# Problem details:
Gather all lines in the records below that include the word "this".

# Listed entries:
>>>
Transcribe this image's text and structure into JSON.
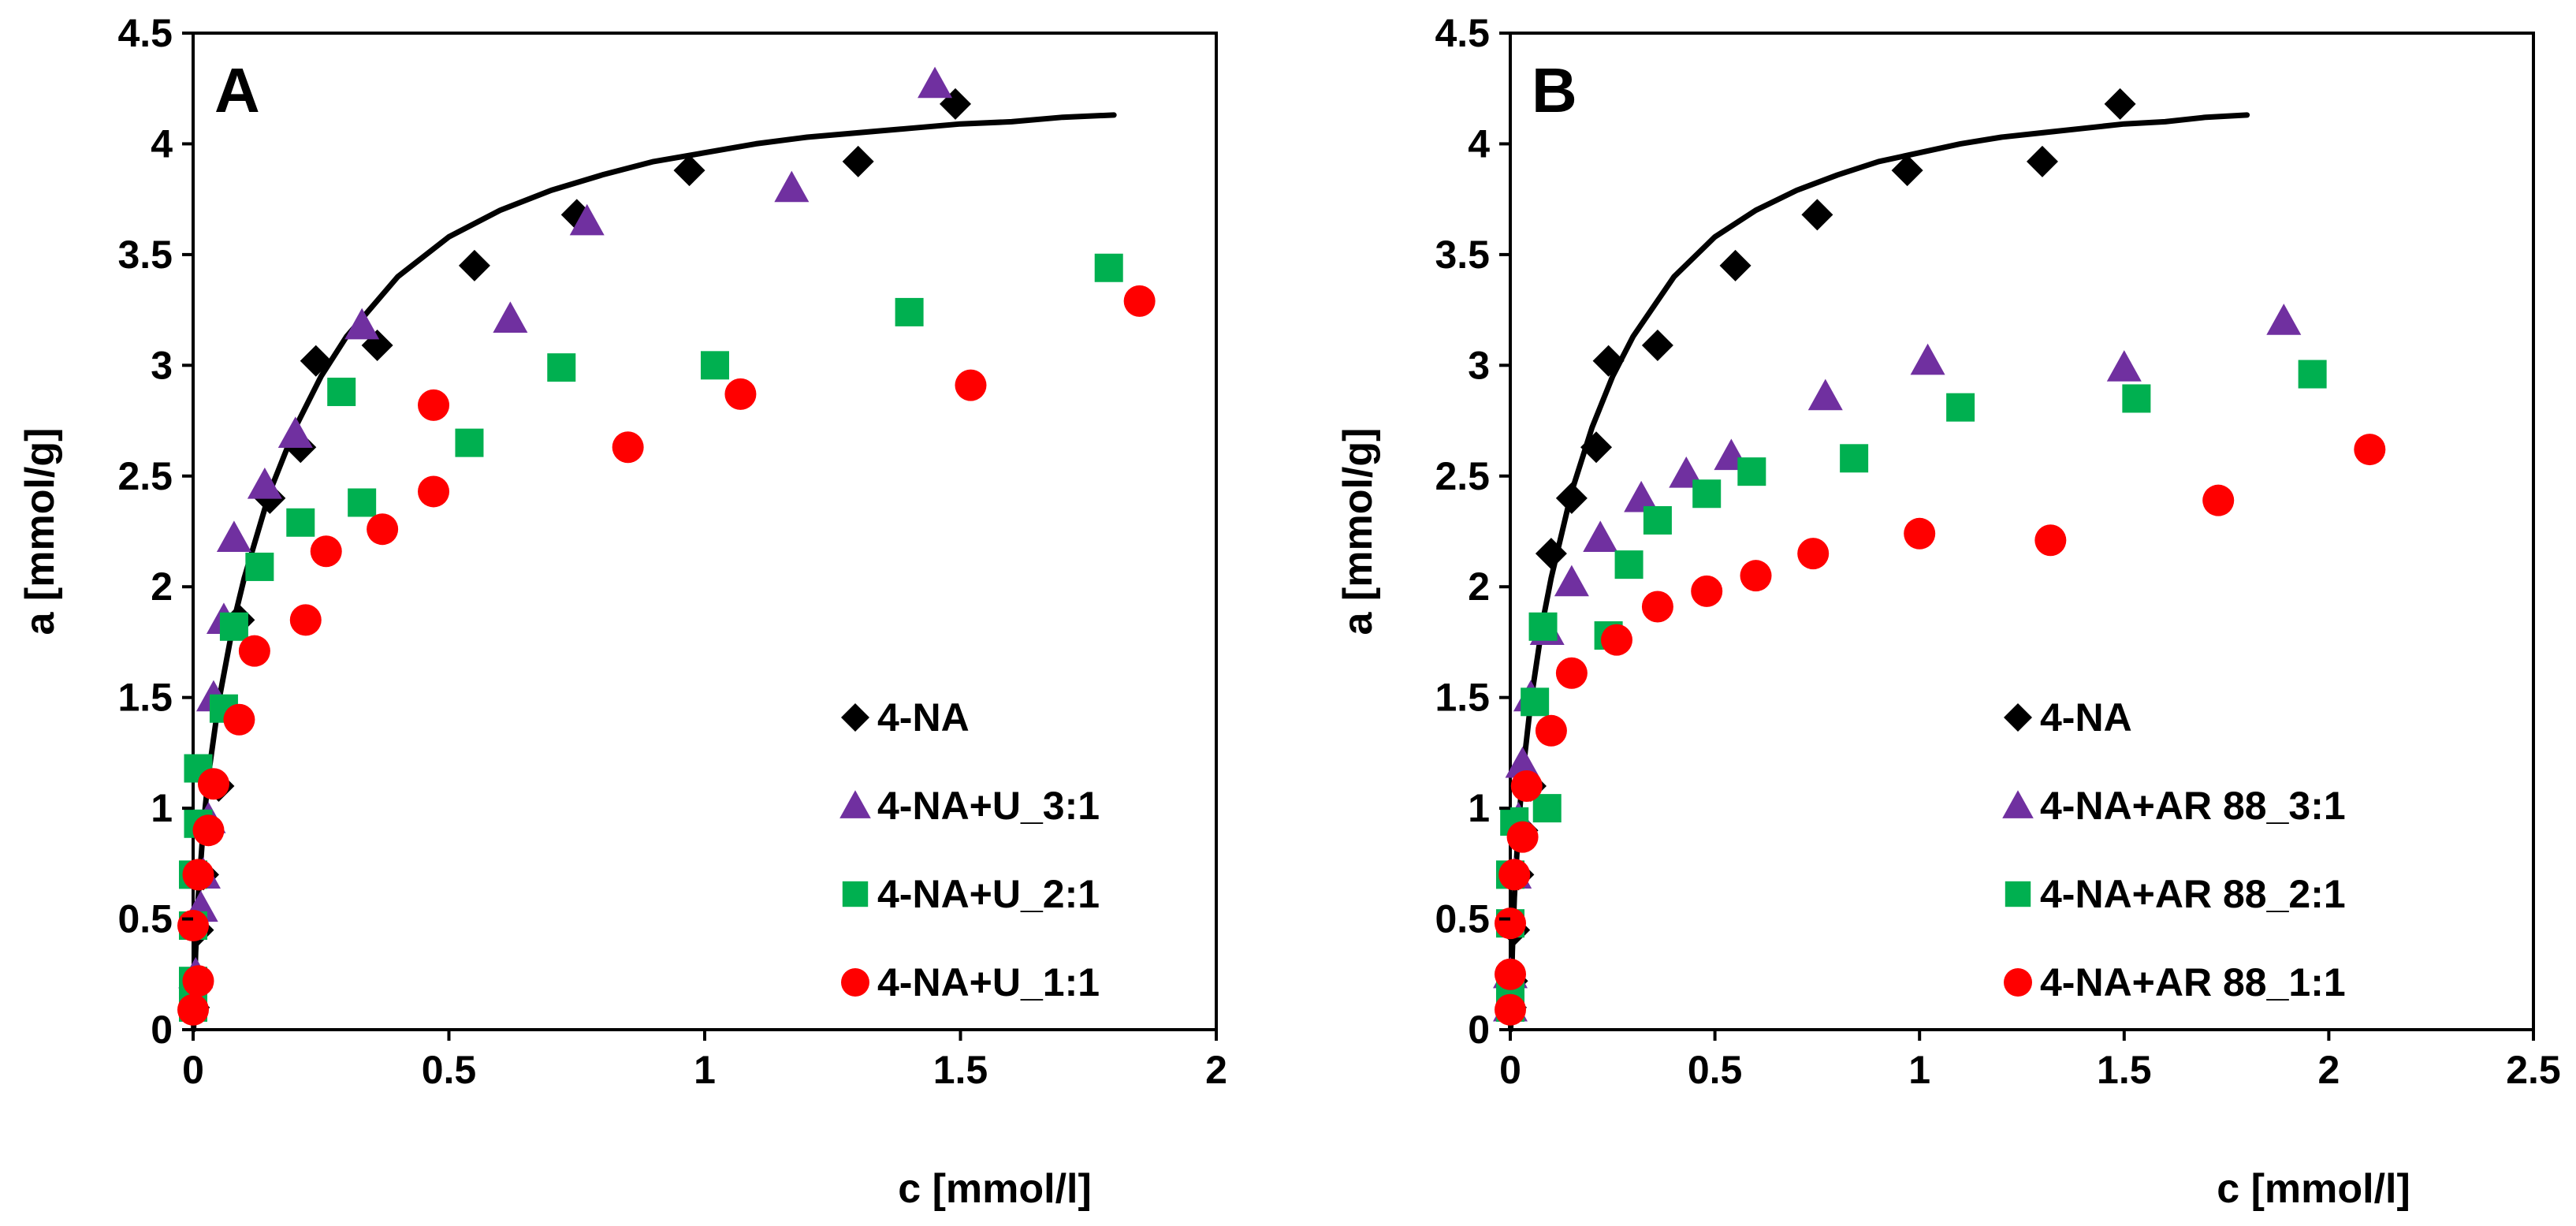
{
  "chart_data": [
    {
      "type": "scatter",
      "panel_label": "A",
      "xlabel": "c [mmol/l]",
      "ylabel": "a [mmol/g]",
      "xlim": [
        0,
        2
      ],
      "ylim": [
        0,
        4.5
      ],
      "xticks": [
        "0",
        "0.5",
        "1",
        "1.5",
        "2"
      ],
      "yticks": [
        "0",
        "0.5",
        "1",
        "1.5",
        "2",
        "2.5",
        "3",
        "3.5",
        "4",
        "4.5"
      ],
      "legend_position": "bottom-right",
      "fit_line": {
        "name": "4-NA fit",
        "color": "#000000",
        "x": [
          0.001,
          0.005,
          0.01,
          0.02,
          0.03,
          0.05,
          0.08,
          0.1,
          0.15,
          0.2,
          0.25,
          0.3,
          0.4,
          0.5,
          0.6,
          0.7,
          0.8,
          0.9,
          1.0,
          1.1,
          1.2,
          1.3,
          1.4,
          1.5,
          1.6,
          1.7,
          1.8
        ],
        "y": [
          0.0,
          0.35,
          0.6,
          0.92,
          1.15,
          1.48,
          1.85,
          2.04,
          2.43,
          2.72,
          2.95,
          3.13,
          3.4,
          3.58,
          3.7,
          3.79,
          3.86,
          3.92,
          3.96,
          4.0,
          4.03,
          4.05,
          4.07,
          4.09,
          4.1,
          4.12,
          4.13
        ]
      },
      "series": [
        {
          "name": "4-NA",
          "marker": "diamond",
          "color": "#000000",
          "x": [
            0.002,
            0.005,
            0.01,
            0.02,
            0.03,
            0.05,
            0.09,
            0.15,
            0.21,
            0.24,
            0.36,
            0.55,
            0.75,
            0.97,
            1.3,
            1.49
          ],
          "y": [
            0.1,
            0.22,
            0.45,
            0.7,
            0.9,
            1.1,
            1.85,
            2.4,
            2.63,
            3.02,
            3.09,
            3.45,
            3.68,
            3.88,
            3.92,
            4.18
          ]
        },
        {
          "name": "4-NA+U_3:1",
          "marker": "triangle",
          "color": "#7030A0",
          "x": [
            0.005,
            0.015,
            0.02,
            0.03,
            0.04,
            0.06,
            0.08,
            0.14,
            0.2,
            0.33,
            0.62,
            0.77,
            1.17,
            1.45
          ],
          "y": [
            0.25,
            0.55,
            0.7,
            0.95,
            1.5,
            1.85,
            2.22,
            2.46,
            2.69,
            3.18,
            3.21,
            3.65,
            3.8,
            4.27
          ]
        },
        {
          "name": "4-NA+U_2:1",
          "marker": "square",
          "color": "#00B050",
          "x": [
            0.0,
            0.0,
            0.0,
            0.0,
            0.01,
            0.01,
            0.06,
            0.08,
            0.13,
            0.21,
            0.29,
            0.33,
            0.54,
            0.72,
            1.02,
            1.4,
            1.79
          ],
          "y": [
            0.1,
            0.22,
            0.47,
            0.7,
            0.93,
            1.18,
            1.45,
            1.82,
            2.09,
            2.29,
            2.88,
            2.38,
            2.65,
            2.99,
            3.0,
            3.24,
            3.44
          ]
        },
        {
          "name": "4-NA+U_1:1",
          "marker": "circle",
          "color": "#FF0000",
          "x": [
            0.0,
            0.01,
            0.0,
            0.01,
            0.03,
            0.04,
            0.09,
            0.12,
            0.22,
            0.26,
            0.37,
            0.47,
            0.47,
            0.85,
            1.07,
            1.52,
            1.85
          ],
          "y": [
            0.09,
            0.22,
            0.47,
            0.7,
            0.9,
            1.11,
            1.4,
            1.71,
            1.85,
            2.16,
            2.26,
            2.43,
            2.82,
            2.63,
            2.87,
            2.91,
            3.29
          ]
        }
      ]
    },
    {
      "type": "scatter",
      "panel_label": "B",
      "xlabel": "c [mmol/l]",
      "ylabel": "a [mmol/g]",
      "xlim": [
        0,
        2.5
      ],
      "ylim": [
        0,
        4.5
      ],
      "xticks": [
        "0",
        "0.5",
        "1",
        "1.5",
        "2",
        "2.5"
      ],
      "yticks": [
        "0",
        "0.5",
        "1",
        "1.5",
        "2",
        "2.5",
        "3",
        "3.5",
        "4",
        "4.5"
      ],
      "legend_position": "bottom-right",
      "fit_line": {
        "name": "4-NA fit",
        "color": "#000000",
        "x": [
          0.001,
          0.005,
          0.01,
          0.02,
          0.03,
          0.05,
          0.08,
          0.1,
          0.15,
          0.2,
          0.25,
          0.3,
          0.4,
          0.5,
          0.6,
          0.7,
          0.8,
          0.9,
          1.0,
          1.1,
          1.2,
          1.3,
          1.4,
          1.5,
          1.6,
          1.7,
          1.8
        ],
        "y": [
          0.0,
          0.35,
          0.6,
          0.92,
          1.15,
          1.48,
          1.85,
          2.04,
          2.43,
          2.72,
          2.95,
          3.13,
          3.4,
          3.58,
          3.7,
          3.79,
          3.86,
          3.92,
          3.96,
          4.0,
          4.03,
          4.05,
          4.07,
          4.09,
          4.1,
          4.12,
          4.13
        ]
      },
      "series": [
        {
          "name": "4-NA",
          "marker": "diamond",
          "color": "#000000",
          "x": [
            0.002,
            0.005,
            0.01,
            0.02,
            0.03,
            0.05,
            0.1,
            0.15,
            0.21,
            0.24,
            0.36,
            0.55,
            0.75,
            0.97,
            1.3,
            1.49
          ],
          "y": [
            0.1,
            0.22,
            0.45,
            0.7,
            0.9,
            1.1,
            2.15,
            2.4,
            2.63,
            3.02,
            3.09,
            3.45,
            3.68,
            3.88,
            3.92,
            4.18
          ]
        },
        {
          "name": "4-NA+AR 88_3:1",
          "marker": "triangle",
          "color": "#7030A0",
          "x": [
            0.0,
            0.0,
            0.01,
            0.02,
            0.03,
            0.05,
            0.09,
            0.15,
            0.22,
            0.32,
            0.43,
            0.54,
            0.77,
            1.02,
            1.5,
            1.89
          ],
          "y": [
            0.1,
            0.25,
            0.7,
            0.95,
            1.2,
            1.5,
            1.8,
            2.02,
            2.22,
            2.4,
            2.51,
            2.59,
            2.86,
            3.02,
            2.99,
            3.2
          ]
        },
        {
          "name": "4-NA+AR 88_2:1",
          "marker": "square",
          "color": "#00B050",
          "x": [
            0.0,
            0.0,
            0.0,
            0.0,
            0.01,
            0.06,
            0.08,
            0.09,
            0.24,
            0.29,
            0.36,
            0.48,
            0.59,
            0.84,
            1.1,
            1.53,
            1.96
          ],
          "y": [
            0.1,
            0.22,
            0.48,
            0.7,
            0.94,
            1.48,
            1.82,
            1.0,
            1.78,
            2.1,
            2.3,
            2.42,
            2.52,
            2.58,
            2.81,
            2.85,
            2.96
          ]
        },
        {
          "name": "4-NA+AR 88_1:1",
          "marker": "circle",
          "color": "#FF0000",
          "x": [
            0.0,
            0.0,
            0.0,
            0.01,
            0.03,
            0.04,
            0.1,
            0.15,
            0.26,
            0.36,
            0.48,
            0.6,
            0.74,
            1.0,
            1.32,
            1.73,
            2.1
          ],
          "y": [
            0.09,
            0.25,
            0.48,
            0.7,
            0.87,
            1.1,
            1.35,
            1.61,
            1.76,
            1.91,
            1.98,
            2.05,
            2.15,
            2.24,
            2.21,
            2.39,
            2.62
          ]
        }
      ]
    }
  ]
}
<<<
>>>
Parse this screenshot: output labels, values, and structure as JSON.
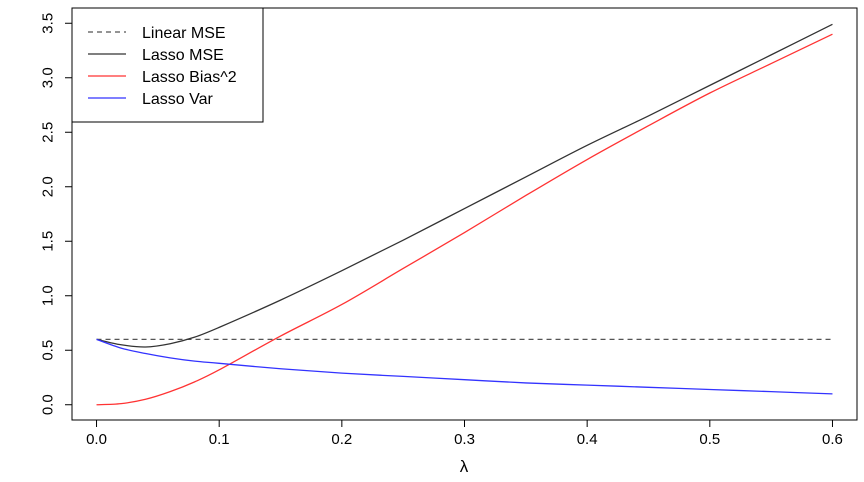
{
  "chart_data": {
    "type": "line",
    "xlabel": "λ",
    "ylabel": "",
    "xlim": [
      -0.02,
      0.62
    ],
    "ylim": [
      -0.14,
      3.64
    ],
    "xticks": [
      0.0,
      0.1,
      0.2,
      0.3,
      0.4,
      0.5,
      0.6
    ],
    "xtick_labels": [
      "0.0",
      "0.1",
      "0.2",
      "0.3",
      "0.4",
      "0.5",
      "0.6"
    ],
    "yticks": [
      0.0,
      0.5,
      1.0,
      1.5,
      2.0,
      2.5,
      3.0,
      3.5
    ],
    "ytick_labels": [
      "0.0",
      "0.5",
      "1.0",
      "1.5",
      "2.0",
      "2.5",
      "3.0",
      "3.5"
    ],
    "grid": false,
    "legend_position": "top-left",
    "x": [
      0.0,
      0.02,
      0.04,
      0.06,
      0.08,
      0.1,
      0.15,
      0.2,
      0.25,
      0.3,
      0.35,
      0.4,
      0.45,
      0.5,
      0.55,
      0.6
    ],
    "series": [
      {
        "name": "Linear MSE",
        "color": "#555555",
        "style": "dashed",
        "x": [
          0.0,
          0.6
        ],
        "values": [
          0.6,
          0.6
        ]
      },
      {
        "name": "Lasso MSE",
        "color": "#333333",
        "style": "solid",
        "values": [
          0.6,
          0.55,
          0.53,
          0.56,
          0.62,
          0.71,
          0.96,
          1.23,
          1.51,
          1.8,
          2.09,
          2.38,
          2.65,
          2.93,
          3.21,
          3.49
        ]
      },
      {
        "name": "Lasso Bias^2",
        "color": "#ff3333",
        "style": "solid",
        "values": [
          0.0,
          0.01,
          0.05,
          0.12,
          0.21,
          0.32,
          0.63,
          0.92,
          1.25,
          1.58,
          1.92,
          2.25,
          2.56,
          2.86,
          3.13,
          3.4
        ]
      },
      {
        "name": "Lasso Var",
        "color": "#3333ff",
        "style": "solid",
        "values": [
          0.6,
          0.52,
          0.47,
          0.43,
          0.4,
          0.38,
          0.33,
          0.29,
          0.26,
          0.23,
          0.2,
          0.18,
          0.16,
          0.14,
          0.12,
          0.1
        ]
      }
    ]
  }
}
<<<
# Response:
Transcribe this image's text and structure into JSON.
Parse this screenshot: output labels, values, and structure as JSON.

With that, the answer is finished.